> [Directive]
Output each entry that follows exactly. Images stay out.

## BEGIN Data for the task

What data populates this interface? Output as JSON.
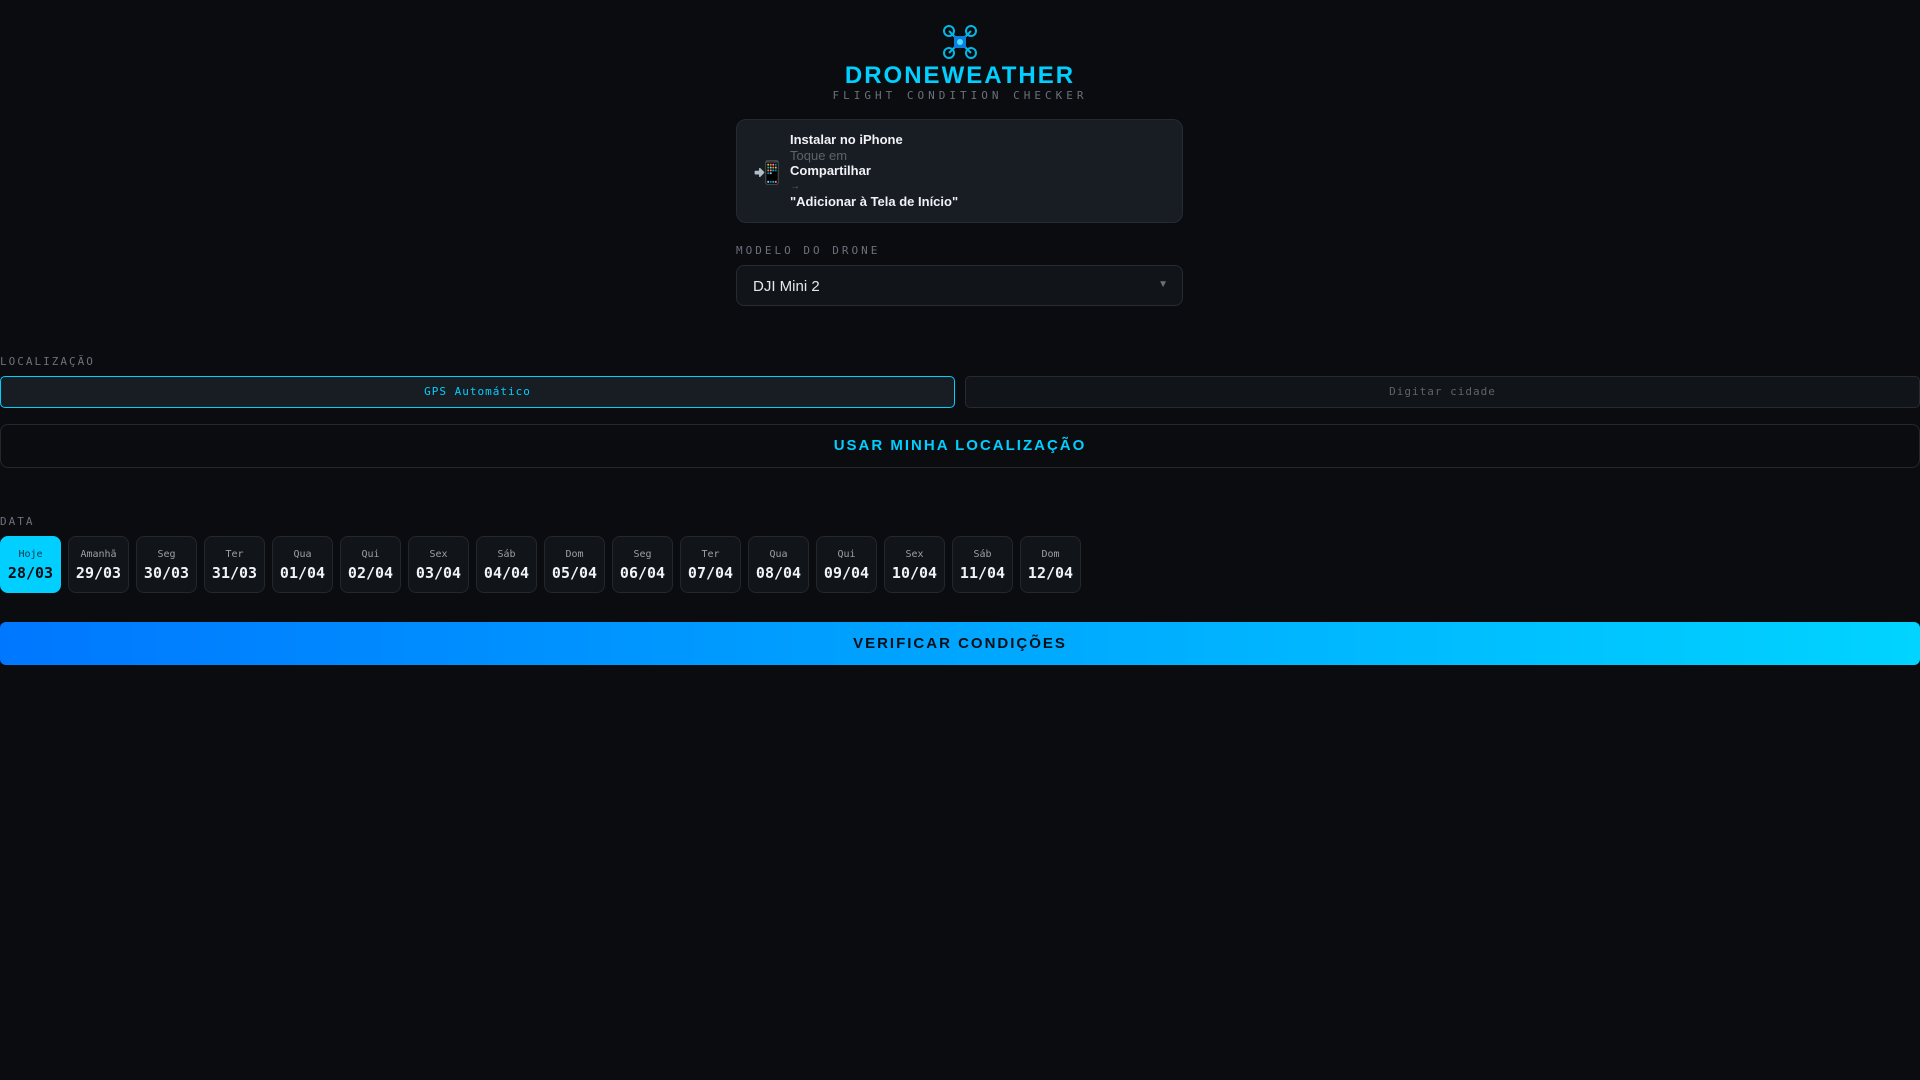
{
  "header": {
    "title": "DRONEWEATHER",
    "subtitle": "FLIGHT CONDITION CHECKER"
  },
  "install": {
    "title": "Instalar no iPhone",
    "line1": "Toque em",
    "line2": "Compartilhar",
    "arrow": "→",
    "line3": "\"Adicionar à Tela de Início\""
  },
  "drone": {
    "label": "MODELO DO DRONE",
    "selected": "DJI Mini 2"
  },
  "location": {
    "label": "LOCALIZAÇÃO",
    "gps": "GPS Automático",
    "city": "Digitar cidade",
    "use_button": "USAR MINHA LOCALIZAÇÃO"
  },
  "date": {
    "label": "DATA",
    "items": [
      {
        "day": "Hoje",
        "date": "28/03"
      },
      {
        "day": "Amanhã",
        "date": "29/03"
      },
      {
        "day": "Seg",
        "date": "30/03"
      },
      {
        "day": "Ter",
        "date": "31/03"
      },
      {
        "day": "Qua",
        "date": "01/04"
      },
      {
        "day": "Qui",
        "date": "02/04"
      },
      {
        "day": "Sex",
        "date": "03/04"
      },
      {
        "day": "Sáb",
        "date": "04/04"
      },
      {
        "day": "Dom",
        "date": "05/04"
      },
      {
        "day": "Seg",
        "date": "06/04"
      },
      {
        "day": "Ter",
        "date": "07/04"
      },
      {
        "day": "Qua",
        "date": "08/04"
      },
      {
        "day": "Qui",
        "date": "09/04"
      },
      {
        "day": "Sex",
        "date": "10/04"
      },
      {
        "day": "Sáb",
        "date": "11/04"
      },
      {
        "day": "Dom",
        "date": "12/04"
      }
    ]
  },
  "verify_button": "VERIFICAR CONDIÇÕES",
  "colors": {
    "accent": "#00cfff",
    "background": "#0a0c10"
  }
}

## END Data for the task

> [Response to the task]
What data populates this interface? Output as JSON.
{
  "header": {
    "title": "DRONEWEATHER",
    "subtitle": "FLIGHT CONDITION CHECKER"
  },
  "install": {
    "title": "Instalar no iPhone",
    "line1": "Toque em",
    "line2": "Compartilhar",
    "arrow": "→",
    "line3": "\"Adicionar à Tela de Início\""
  },
  "drone": {
    "label": "MODELO DO DRONE",
    "selected": "DJI Mini 2"
  },
  "location": {
    "label": "LOCALIZAÇÃO",
    "gps": "GPS Automático",
    "city": "Digitar cidade",
    "use_button": "USAR MINHA LOCALIZAÇÃO"
  },
  "date": {
    "label": "DATA",
    "items": [
      {
        "day": "Hoje",
        "date": "28/03"
      },
      {
        "day": "Amanhã",
        "date": "29/03"
      },
      {
        "day": "Seg",
        "date": "30/03"
      },
      {
        "day": "Ter",
        "date": "31/03"
      },
      {
        "day": "Qua",
        "date": "01/04"
      },
      {
        "day": "Qui",
        "date": "02/04"
      },
      {
        "day": "Sex",
        "date": "03/04"
      },
      {
        "day": "Sáb",
        "date": "04/04"
      },
      {
        "day": "Dom",
        "date": "05/04"
      },
      {
        "day": "Seg",
        "date": "06/04"
      },
      {
        "day": "Ter",
        "date": "07/04"
      },
      {
        "day": "Qua",
        "date": "08/04"
      },
      {
        "day": "Qui",
        "date": "09/04"
      },
      {
        "day": "Sex",
        "date": "10/04"
      },
      {
        "day": "Sáb",
        "date": "11/04"
      },
      {
        "day": "Dom",
        "date": "12/04"
      }
    ]
  },
  "verify_button": "VERIFICAR CONDIÇÕES",
  "colors": {
    "accent": "#00cfff",
    "background": "#0a0c10"
  }
}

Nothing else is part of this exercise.